[Stored dataset items]
========================================

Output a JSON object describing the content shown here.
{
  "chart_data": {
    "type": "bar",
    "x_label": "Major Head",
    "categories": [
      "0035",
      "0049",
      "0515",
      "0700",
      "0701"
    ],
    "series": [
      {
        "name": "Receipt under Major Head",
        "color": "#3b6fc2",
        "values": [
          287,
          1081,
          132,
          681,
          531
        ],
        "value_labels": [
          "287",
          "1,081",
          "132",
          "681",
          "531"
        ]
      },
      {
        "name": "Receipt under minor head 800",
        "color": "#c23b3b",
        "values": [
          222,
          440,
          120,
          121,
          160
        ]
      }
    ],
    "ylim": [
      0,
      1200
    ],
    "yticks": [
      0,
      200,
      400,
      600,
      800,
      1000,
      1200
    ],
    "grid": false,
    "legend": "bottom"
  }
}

========================================

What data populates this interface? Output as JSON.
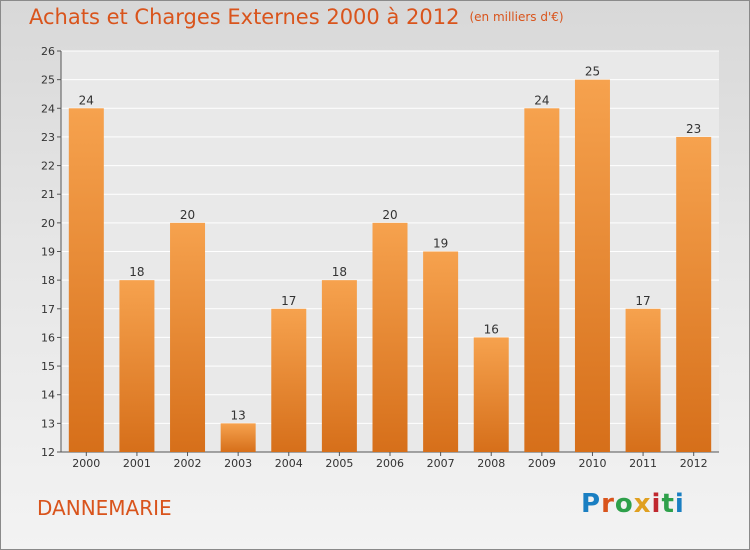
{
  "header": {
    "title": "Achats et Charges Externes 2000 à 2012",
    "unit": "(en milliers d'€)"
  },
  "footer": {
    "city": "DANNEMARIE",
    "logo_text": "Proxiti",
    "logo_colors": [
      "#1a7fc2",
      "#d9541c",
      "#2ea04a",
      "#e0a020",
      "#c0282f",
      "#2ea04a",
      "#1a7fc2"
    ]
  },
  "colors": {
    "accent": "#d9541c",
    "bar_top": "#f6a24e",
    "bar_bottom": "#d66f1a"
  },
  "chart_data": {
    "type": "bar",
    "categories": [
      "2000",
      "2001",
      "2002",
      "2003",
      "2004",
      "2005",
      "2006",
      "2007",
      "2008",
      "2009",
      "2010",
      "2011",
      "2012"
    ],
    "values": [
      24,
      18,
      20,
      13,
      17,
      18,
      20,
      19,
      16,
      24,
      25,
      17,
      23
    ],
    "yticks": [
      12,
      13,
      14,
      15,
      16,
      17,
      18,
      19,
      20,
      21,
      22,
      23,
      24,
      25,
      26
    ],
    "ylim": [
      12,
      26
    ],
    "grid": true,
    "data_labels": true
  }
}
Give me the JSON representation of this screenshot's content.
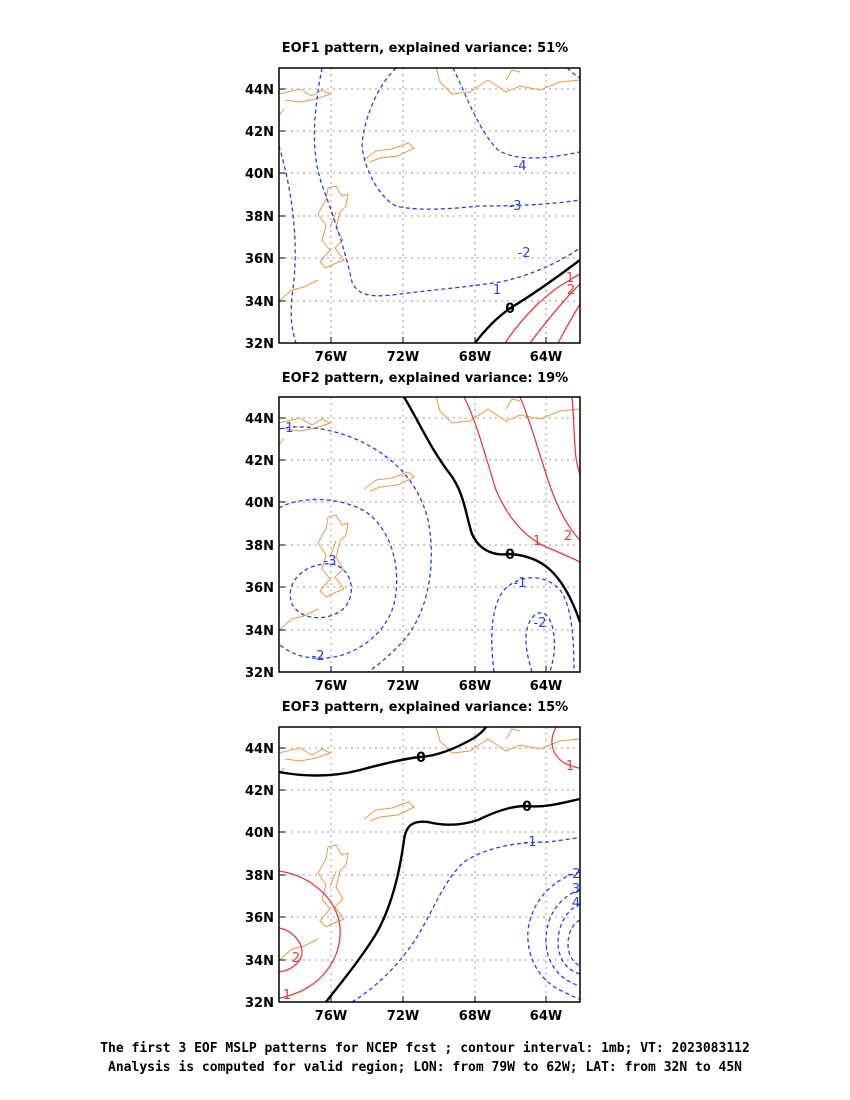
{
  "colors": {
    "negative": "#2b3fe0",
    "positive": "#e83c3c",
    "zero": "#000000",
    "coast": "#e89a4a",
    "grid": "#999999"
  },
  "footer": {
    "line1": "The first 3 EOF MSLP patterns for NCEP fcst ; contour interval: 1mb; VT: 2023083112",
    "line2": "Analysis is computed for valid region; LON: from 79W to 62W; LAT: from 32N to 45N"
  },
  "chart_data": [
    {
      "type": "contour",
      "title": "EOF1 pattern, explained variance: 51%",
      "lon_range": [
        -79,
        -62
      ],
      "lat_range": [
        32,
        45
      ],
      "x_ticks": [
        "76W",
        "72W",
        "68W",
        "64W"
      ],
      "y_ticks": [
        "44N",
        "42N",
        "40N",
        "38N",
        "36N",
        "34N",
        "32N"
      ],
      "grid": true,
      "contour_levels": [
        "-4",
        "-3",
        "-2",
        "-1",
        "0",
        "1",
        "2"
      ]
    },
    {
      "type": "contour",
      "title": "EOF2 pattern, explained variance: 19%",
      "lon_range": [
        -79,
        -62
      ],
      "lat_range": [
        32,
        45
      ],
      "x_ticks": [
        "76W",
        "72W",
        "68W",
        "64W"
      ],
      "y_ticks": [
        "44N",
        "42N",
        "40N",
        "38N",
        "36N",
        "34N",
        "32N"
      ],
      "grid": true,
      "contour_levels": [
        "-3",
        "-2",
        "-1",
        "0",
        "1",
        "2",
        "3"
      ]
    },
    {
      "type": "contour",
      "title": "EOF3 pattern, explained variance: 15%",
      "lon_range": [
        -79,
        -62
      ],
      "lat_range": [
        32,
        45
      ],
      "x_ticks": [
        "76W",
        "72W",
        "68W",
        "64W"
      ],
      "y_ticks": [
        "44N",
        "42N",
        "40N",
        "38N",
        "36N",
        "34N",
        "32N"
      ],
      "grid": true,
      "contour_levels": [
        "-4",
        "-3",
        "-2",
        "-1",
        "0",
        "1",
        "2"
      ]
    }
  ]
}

========================================

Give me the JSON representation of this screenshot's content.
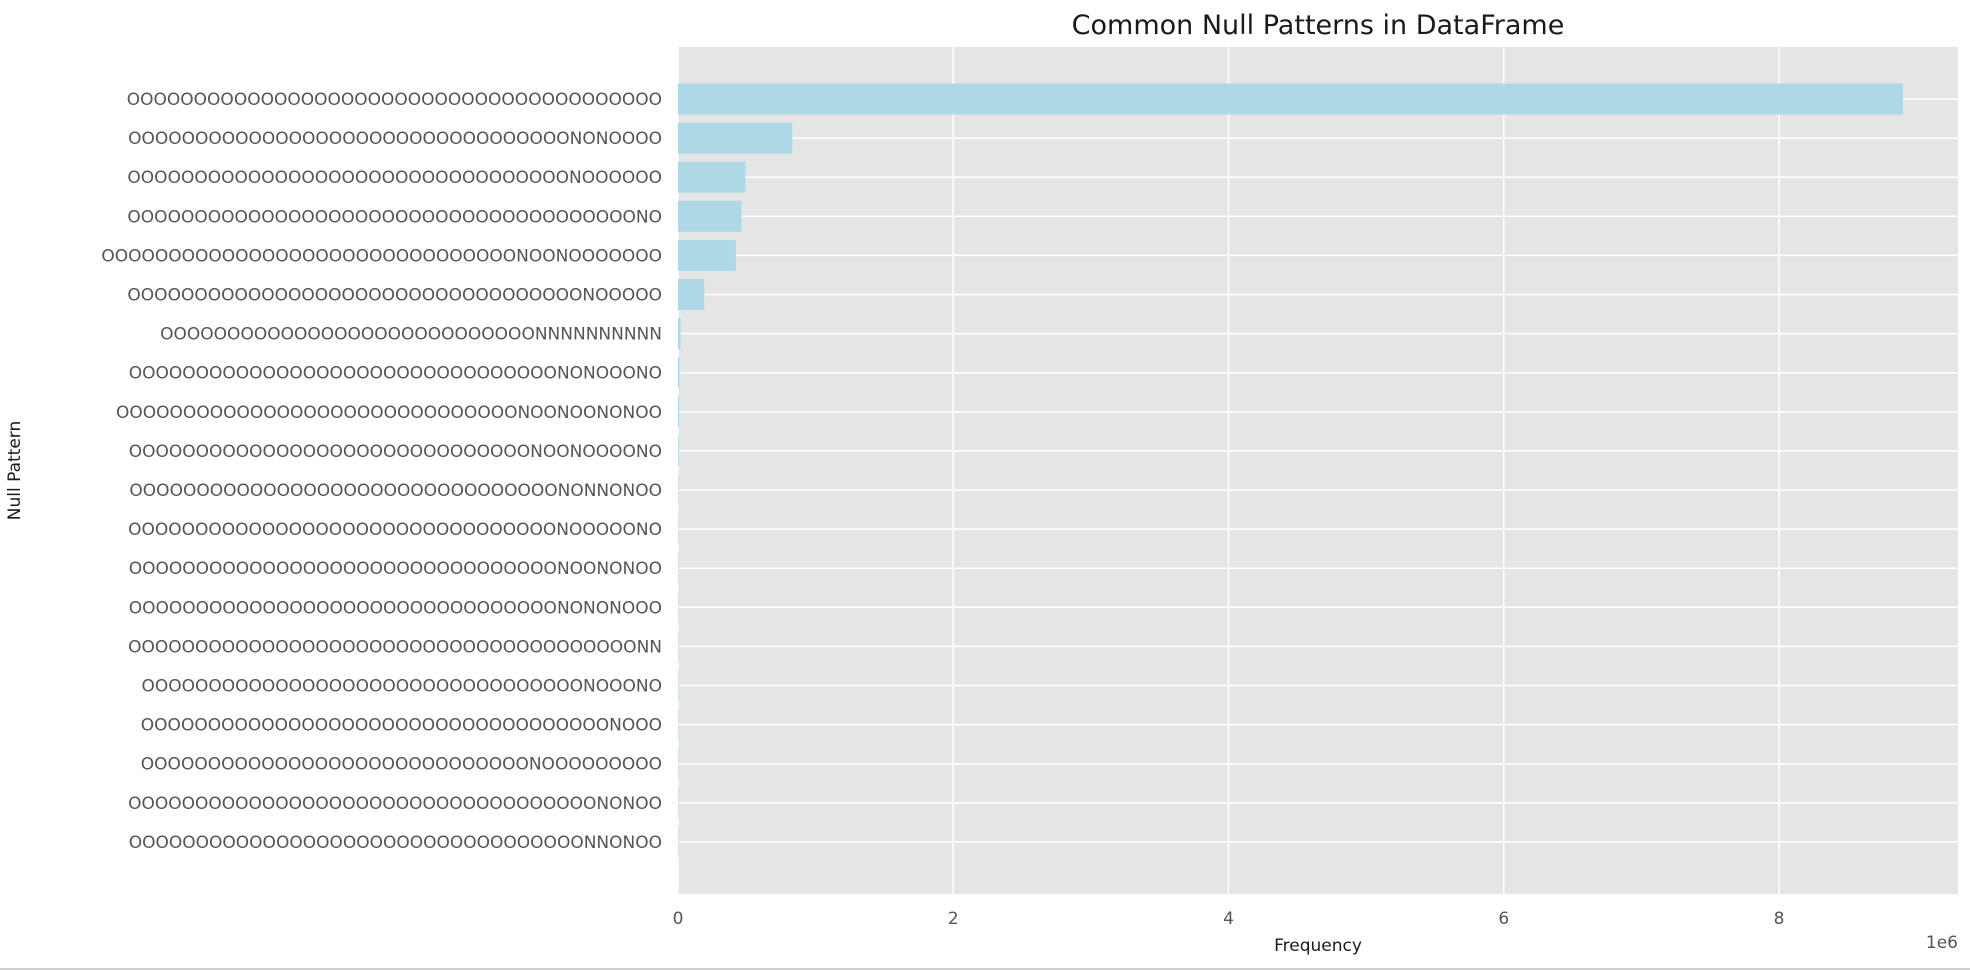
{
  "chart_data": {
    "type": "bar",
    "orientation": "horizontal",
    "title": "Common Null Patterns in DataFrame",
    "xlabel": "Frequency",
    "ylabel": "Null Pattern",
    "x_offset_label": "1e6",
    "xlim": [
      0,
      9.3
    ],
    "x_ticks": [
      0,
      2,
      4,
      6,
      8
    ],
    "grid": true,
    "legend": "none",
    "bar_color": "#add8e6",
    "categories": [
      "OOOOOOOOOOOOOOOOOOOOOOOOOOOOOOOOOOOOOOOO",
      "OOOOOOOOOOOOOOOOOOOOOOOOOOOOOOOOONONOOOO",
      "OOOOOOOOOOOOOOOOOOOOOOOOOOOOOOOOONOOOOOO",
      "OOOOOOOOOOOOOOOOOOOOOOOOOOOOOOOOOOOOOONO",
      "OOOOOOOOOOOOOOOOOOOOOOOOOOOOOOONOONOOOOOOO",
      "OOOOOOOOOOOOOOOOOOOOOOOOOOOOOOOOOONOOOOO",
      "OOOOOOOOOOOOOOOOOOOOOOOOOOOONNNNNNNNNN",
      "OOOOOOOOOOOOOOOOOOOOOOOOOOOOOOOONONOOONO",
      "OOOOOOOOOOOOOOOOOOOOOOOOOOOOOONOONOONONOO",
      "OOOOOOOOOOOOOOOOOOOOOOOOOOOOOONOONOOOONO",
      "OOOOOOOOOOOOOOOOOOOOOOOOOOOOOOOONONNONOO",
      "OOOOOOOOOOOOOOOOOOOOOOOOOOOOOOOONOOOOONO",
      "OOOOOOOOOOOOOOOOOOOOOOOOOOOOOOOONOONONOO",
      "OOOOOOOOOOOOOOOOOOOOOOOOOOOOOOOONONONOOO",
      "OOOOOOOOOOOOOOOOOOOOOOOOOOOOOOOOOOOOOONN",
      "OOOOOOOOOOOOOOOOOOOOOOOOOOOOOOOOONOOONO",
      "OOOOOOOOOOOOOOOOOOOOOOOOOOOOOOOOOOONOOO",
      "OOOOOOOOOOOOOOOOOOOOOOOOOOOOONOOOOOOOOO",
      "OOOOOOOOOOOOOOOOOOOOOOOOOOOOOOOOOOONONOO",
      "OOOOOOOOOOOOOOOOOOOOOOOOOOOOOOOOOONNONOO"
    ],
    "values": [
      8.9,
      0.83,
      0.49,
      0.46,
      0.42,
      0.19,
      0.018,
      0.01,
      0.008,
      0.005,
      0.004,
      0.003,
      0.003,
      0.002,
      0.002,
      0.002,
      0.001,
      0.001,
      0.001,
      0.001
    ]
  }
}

========================================

_What you are asked to do_. Scan the material above. Copy each line that holds the word "explained".

_Result of the exercise_.
      "title": "EOF1 pattern, explained variance: 51%",
      "title": "EOF2 pattern, explained variance: 19%",
      "title": "EOF3 pattern, explained variance: 15%",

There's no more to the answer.